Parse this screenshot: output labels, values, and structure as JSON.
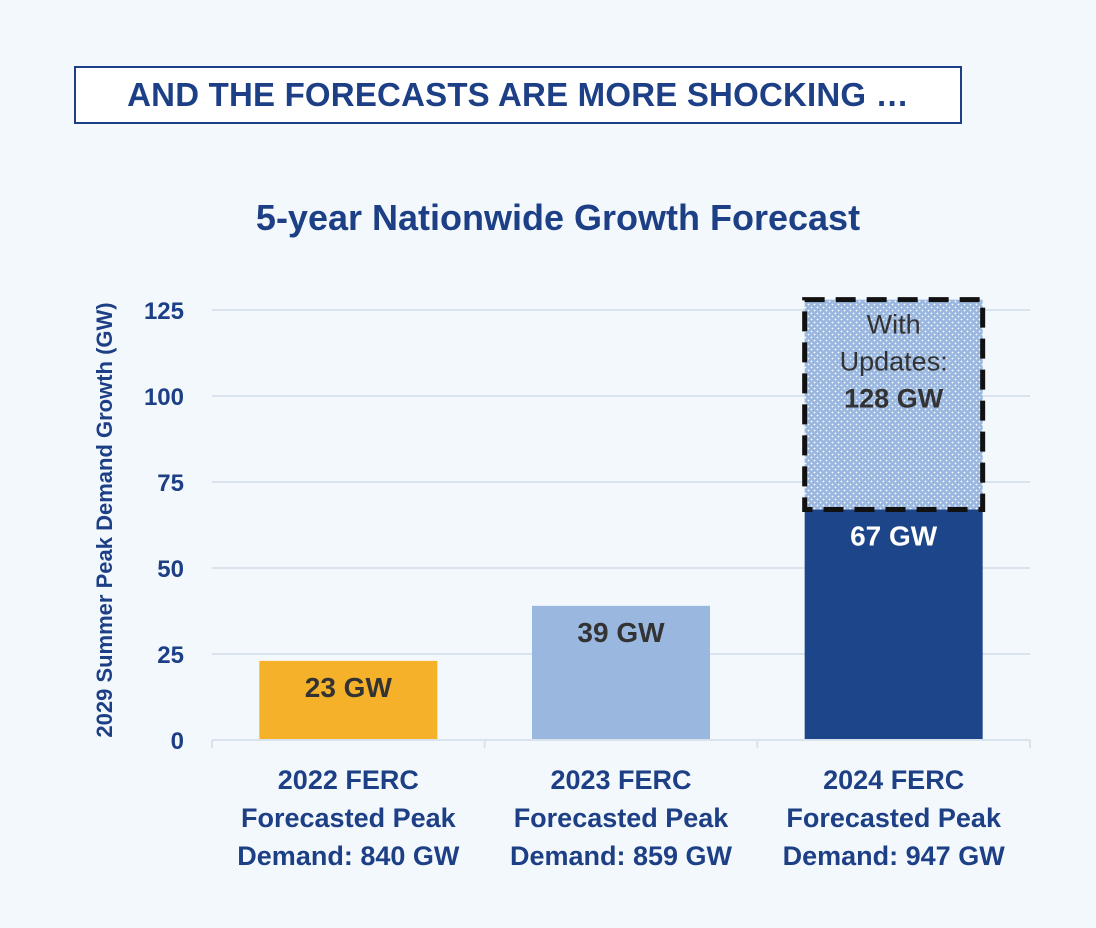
{
  "banner": {
    "text": "AND THE FORECASTS ARE MORE SHOCKING …"
  },
  "colors": {
    "background": "#f3f8fc",
    "text": "#1d3f85",
    "gridline": "#d8e3ee",
    "label_dark": "#333333",
    "label_light": "#ffffff",
    "bar_2022": "#f5b12a",
    "bar_2023": "#9ab7df",
    "bar_2024": "#1d4589",
    "bar_2024_updates": "#9ab7df"
  },
  "chart_data": {
    "type": "bar",
    "stacked": true,
    "title": "5-year Nationwide Growth Forecast",
    "xlabel": "",
    "ylabel": "2029 Summer Peak Demand Growth (GW)",
    "ylim": [
      0,
      130
    ],
    "yticks": [
      0,
      25,
      50,
      75,
      100,
      125
    ],
    "grid": true,
    "categories": [
      [
        "2022 FERC",
        "Forecasted Peak",
        "Demand: 840 GW"
      ],
      [
        "2023 FERC",
        "Forecasted Peak",
        "Demand: 859 GW"
      ],
      [
        "2024 FERC",
        "Forecasted Peak",
        "Demand: 947 GW"
      ]
    ],
    "bars": [
      {
        "category_index": 0,
        "base": 0,
        "value": 23,
        "label": "23 GW",
        "color_key": "bar_2022",
        "label_color_key": "label_dark",
        "style": "solid"
      },
      {
        "category_index": 1,
        "base": 0,
        "value": 39,
        "label": "39 GW",
        "color_key": "bar_2023",
        "label_color_key": "label_dark",
        "style": "solid"
      },
      {
        "category_index": 2,
        "base": 0,
        "value": 67,
        "label": "67 GW",
        "color_key": "bar_2024",
        "label_color_key": "label_light",
        "style": "solid"
      },
      {
        "category_index": 2,
        "base": 67,
        "value": 128,
        "label_lines": [
          "With",
          "Updates:",
          "128 GW"
        ],
        "color_key": "bar_2024_updates",
        "label_color_key": "label_dark",
        "style": "dotted-dashed"
      }
    ]
  }
}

----------------

In the entries above, identify every line with the word "Growth". Copy those lines.

    "title": "5-year Nationwide Growth Forecast",
    "ylabel": "2029 Summer Peak Demand Growth (GW)",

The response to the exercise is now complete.